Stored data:
** start **
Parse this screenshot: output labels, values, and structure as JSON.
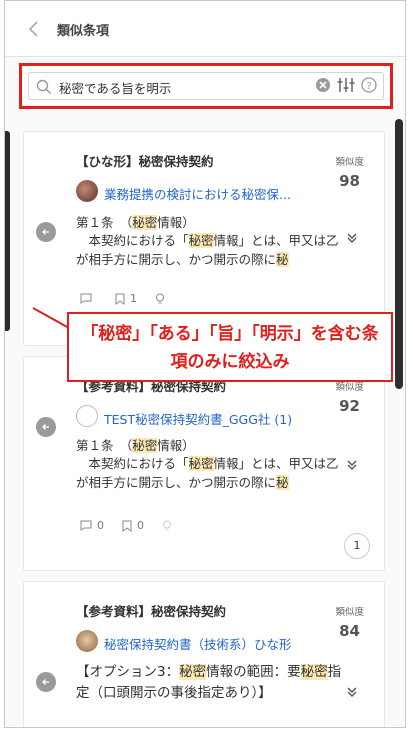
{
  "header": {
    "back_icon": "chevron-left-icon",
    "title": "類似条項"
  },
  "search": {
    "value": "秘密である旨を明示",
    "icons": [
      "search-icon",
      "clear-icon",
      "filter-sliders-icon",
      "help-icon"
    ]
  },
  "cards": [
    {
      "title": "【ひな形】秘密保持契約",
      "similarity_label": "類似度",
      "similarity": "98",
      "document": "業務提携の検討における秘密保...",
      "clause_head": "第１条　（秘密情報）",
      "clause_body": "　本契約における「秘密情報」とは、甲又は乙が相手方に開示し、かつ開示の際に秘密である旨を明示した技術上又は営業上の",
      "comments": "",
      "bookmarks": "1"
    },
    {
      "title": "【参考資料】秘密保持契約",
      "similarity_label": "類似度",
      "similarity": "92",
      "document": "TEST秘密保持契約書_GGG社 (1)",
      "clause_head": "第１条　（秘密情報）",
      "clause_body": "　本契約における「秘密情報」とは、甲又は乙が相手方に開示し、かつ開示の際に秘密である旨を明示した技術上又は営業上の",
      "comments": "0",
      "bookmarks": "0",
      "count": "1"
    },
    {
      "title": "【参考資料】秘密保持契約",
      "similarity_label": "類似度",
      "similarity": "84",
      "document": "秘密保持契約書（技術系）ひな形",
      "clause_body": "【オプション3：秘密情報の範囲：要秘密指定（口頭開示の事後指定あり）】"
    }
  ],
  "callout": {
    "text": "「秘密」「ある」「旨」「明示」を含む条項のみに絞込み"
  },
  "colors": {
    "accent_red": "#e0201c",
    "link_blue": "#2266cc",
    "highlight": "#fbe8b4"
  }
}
** end **
PROMPT: Repeat the listing in full and exactly. Do not include any images.

COMPLETE OUTPUT:
Parse this screenshot: output labels, values, and structure as JSON.
{
  "header": {
    "back_icon": "chevron-left-icon",
    "title": "類似条項"
  },
  "search": {
    "value": "秘密である旨を明示",
    "icons": [
      "search-icon",
      "clear-icon",
      "filter-sliders-icon",
      "help-icon"
    ]
  },
  "cards": [
    {
      "title": "【ひな形】秘密保持契約",
      "similarity_label": "類似度",
      "similarity": "98",
      "document": "業務提携の検討における秘密保...",
      "clause_head": "第１条　（秘密情報）",
      "clause_body": "　本契約における「秘密情報」とは、甲又は乙が相手方に開示し、かつ開示の際に秘密である旨を明示した技術上又は営業上の",
      "comments": "",
      "bookmarks": "1"
    },
    {
      "title": "【参考資料】秘密保持契約",
      "similarity_label": "類似度",
      "similarity": "92",
      "document": "TEST秘密保持契約書_GGG社 (1)",
      "clause_head": "第１条　（秘密情報）",
      "clause_body": "　本契約における「秘密情報」とは、甲又は乙が相手方に開示し、かつ開示の際に秘密である旨を明示した技術上又は営業上の",
      "comments": "0",
      "bookmarks": "0",
      "count": "1"
    },
    {
      "title": "【参考資料】秘密保持契約",
      "similarity_label": "類似度",
      "similarity": "84",
      "document": "秘密保持契約書（技術系）ひな形",
      "clause_body": "【オプション3：秘密情報の範囲：要秘密指定（口頭開示の事後指定あり）】"
    }
  ],
  "callout": {
    "text": "「秘密」「ある」「旨」「明示」を含む条項のみに絞込み"
  },
  "colors": {
    "accent_red": "#e0201c",
    "link_blue": "#2266cc",
    "highlight": "#fbe8b4"
  }
}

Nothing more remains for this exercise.